Requirements
Every line of the listing must be reproduced as it stands. Leave the images behind.

-- start Extracted entries --

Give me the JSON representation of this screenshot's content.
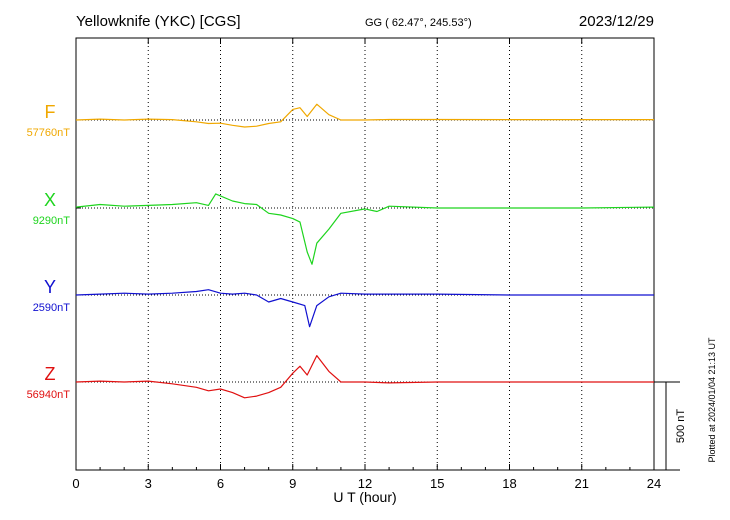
{
  "header": {
    "station": "Yellowknife (YKC)  [CGS]",
    "coords": "GG ( 62.47°, 245.53°)",
    "date": "2023/12/29"
  },
  "side_note": "Plotted at 2024/01/04 21:13 UT",
  "scale_label": "500 nT",
  "chart_data": {
    "type": "line",
    "xlabel": "U T (hour)",
    "xlim": [
      0,
      24
    ],
    "xticks": [
      "0",
      "3",
      "6",
      "9",
      "12",
      "15",
      "18",
      "21",
      "24"
    ],
    "scale_bar_nT": 500,
    "series": [
      {
        "name": "F",
        "baseline_label": "57760nT",
        "color": "#f0a800",
        "x": [
          0,
          1,
          2,
          3,
          4,
          5,
          5.5,
          6,
          6.5,
          7,
          7.5,
          8,
          8.5,
          9,
          9.3,
          9.6,
          10,
          10.5,
          11,
          12,
          13,
          15,
          18,
          21,
          24
        ],
        "y": [
          0,
          5,
          0,
          5,
          2,
          -10,
          -20,
          -18,
          -30,
          -40,
          -35,
          -20,
          -10,
          60,
          70,
          20,
          90,
          30,
          0,
          0,
          3,
          3,
          2,
          2,
          2
        ]
      },
      {
        "name": "X",
        "baseline_label": "9290nT",
        "color": "#1ed41e",
        "x": [
          0,
          1,
          2,
          3,
          4,
          5,
          5.5,
          5.8,
          6.5,
          7,
          7.5,
          8,
          8.5,
          9,
          9.3,
          9.6,
          9.8,
          10,
          10.5,
          11,
          12,
          12.5,
          13,
          15,
          18,
          21,
          24
        ],
        "y": [
          5,
          20,
          10,
          15,
          20,
          30,
          15,
          80,
          40,
          25,
          20,
          -30,
          -40,
          -60,
          -80,
          -250,
          -320,
          -200,
          -120,
          -30,
          -5,
          -20,
          10,
          0,
          0,
          0,
          5
        ]
      },
      {
        "name": "Y",
        "baseline_label": "2590nT",
        "color": "#1010d0",
        "x": [
          0,
          1,
          2,
          3,
          4,
          5,
          5.5,
          6,
          6.5,
          7,
          7.5,
          8,
          8.5,
          9,
          9.5,
          9.7,
          10,
          10.5,
          11,
          12,
          13,
          15,
          18,
          21,
          24
        ],
        "y": [
          0,
          5,
          10,
          5,
          10,
          20,
          30,
          10,
          5,
          10,
          0,
          -40,
          -20,
          -40,
          -60,
          -180,
          -60,
          -10,
          10,
          5,
          5,
          5,
          0,
          0,
          0
        ]
      },
      {
        "name": "Z",
        "baseline_label": "56940nT",
        "color": "#e01010",
        "x": [
          0,
          1,
          2,
          3,
          4,
          5,
          5.5,
          6,
          6.5,
          7,
          7.5,
          8,
          8.5,
          9,
          9.3,
          9.6,
          10,
          10.5,
          11,
          12,
          13,
          15,
          18,
          21,
          24
        ],
        "y": [
          0,
          5,
          0,
          5,
          -10,
          -30,
          -50,
          -40,
          -60,
          -90,
          -80,
          -60,
          -30,
          50,
          90,
          40,
          150,
          60,
          0,
          0,
          -5,
          0,
          0,
          0,
          0
        ]
      }
    ]
  }
}
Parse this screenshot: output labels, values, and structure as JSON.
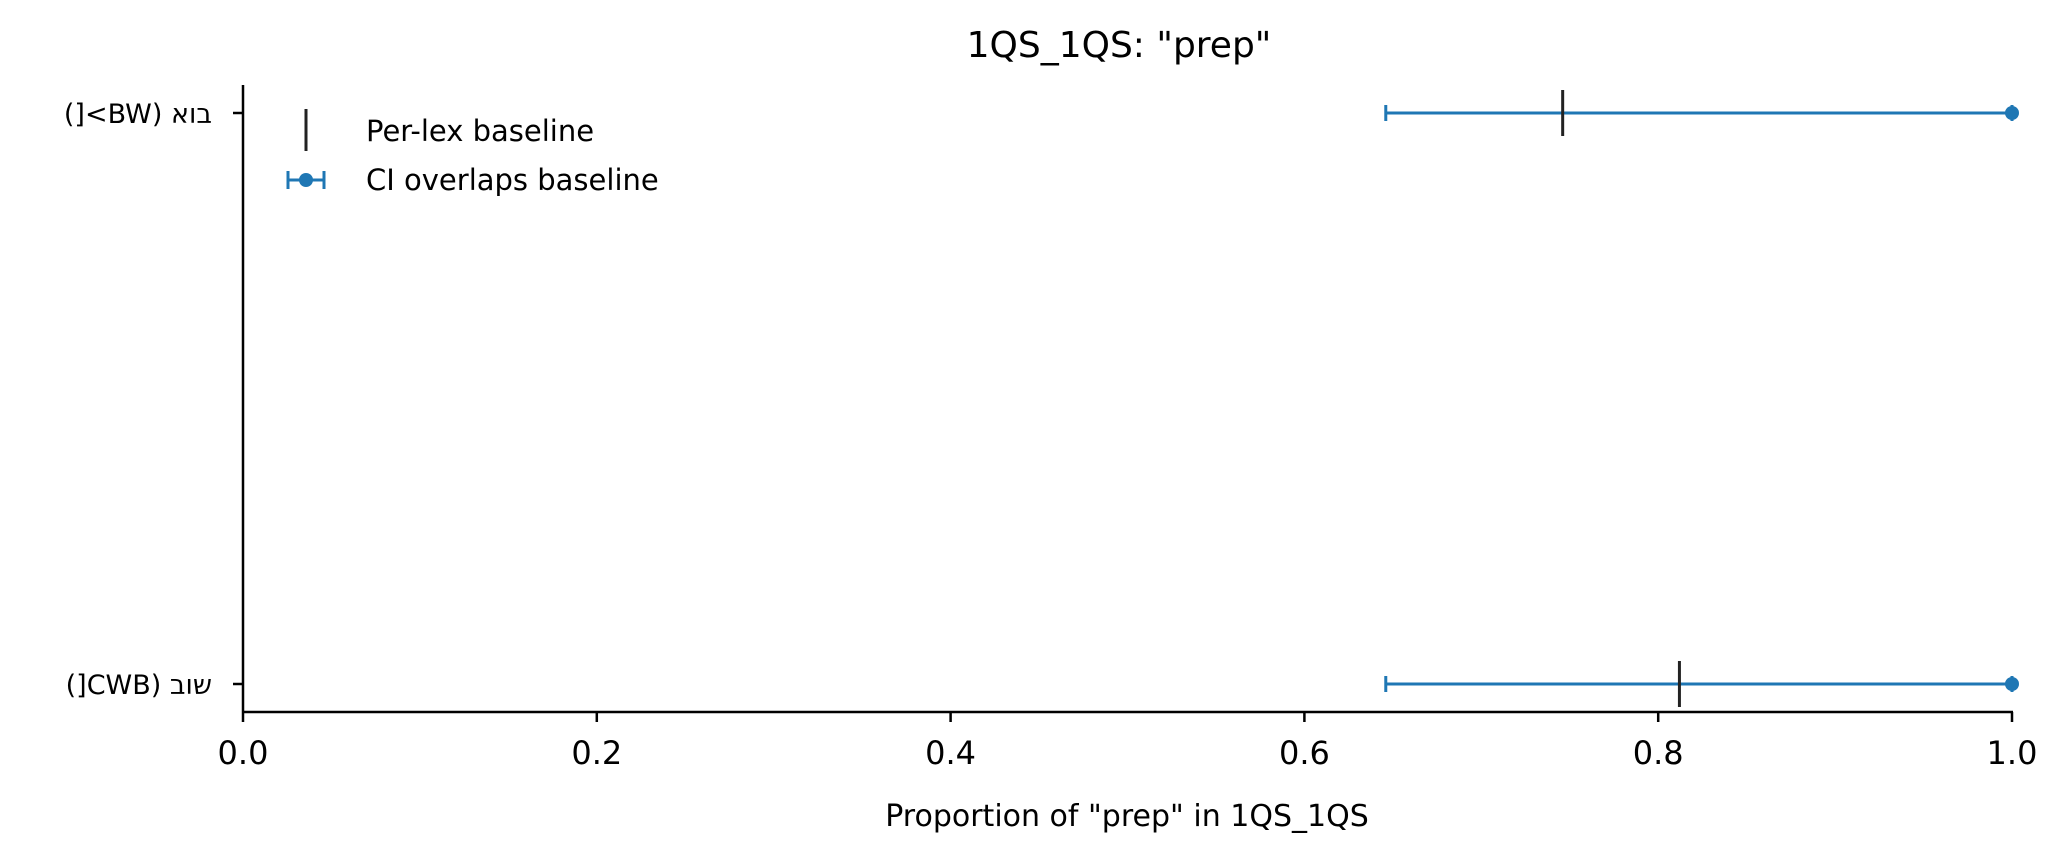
{
  "chart_data": {
    "type": "errorbar",
    "title": "1QS_1QS: \"prep\"",
    "xlabel": "Proportion of \"prep\" in 1QS_1QS",
    "ylabel": "",
    "xlim": [
      0.0,
      1.0
    ],
    "x_ticks": [
      "0.0",
      "0.2",
      "0.4",
      "0.6",
      "0.8",
      "1.0"
    ],
    "x_tick_values": [
      0.0,
      0.2,
      0.4,
      0.6,
      0.8,
      1.0
    ],
    "categories": [
      "בוא (BW>[)",
      "שוב (CWB[)"
    ],
    "points": [
      {
        "category": "בוא (BW>[)",
        "value": 1.0,
        "ci_low": 0.646,
        "ci_high": 1.0,
        "baseline": 0.746
      },
      {
        "category": "שוב (CWB[)",
        "value": 1.0,
        "ci_low": 0.646,
        "ci_high": 1.0,
        "baseline": 0.812
      }
    ],
    "legend": {
      "placement": "top-left",
      "entries": [
        {
          "label": "Per-lex baseline",
          "marker": "vertical-line"
        },
        {
          "label": "CI overlaps baseline",
          "marker": "errorbar-point"
        }
      ]
    },
    "grid": false,
    "colors": {
      "ci": "#1f77b4",
      "baseline": "#222222",
      "axis": "#000000"
    }
  }
}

-- end Extracted entries --

Full solution
Give me the JSON representation of this screenshot's content.
{
  "header": {
    "station": "Yellowknife (YKC)  [CGS]",
    "coords": "GG ( 62.47°, 245.53°)",
    "date": "2023/12/29"
  },
  "side_note": "Plotted at 2024/01/04 21:13 UT",
  "scale_label": "500 nT",
  "chart_data": {
    "type": "line",
    "xlabel": "U T (hour)",
    "xlim": [
      0,
      24
    ],
    "xticks": [
      "0",
      "3",
      "6",
      "9",
      "12",
      "15",
      "18",
      "21",
      "24"
    ],
    "scale_bar_nT": 500,
    "series": [
      {
        "name": "F",
        "baseline_label": "57760nT",
        "color": "#f0a800",
        "x": [
          0,
          1,
          2,
          3,
          4,
          5,
          5.5,
          6,
          6.5,
          7,
          7.5,
          8,
          8.5,
          9,
          9.3,
          9.6,
          10,
          10.5,
          11,
          12,
          13,
          15,
          18,
          21,
          24
        ],
        "y": [
          0,
          5,
          0,
          5,
          2,
          -10,
          -20,
          -18,
          -30,
          -40,
          -35,
          -20,
          -10,
          60,
          70,
          20,
          90,
          30,
          0,
          0,
          3,
          3,
          2,
          2,
          2
        ]
      },
      {
        "name": "X",
        "baseline_label": "9290nT",
        "color": "#1ed41e",
        "x": [
          0,
          1,
          2,
          3,
          4,
          5,
          5.5,
          5.8,
          6.5,
          7,
          7.5,
          8,
          8.5,
          9,
          9.3,
          9.6,
          9.8,
          10,
          10.5,
          11,
          12,
          12.5,
          13,
          15,
          18,
          21,
          24
        ],
        "y": [
          5,
          20,
          10,
          15,
          20,
          30,
          15,
          80,
          40,
          25,
          20,
          -30,
          -40,
          -60,
          -80,
          -250,
          -320,
          -200,
          -120,
          -30,
          -5,
          -20,
          10,
          0,
          0,
          0,
          5
        ]
      },
      {
        "name": "Y",
        "baseline_label": "2590nT",
        "color": "#1010d0",
        "x": [
          0,
          1,
          2,
          3,
          4,
          5,
          5.5,
          6,
          6.5,
          7,
          7.5,
          8,
          8.5,
          9,
          9.5,
          9.7,
          10,
          10.5,
          11,
          12,
          13,
          15,
          18,
          21,
          24
        ],
        "y": [
          0,
          5,
          10,
          5,
          10,
          20,
          30,
          10,
          5,
          10,
          0,
          -40,
          -20,
          -40,
          -60,
          -180,
          -60,
          -10,
          10,
          5,
          5,
          5,
          0,
          0,
          0
        ]
      },
      {
        "name": "Z",
        "baseline_label": "56940nT",
        "color": "#e01010",
        "x": [
          0,
          1,
          2,
          3,
          4,
          5,
          5.5,
          6,
          6.5,
          7,
          7.5,
          8,
          8.5,
          9,
          9.3,
          9.6,
          10,
          10.5,
          11,
          12,
          13,
          15,
          18,
          21,
          24
        ],
        "y": [
          0,
          5,
          0,
          5,
          -10,
          -30,
          -50,
          -40,
          -60,
          -90,
          -80,
          -60,
          -30,
          50,
          90,
          40,
          150,
          60,
          0,
          0,
          -5,
          0,
          0,
          0,
          0
        ]
      }
    ]
  }
}
Parse this screenshot: output labels, values, and structure as JSON.
{
  "chart_data": {
    "type": "errorbar",
    "title": "1QS_1QS: \"prep\"",
    "xlabel": "Proportion of \"prep\" in 1QS_1QS",
    "ylabel": "",
    "xlim": [
      0.0,
      1.0
    ],
    "x_ticks": [
      "0.0",
      "0.2",
      "0.4",
      "0.6",
      "0.8",
      "1.0"
    ],
    "x_tick_values": [
      0.0,
      0.2,
      0.4,
      0.6,
      0.8,
      1.0
    ],
    "categories": [
      "בוא (BW>[)",
      "שוב (CWB[)"
    ],
    "points": [
      {
        "category": "בוא (BW>[)",
        "value": 1.0,
        "ci_low": 0.646,
        "ci_high": 1.0,
        "baseline": 0.746
      },
      {
        "category": "שוב (CWB[)",
        "value": 1.0,
        "ci_low": 0.646,
        "ci_high": 1.0,
        "baseline": 0.812
      }
    ],
    "legend": {
      "placement": "top-left",
      "entries": [
        {
          "label": "Per-lex baseline",
          "marker": "vertical-line"
        },
        {
          "label": "CI overlaps baseline",
          "marker": "errorbar-point"
        }
      ]
    },
    "grid": false,
    "colors": {
      "ci": "#1f77b4",
      "baseline": "#222222",
      "axis": "#000000"
    }
  }
}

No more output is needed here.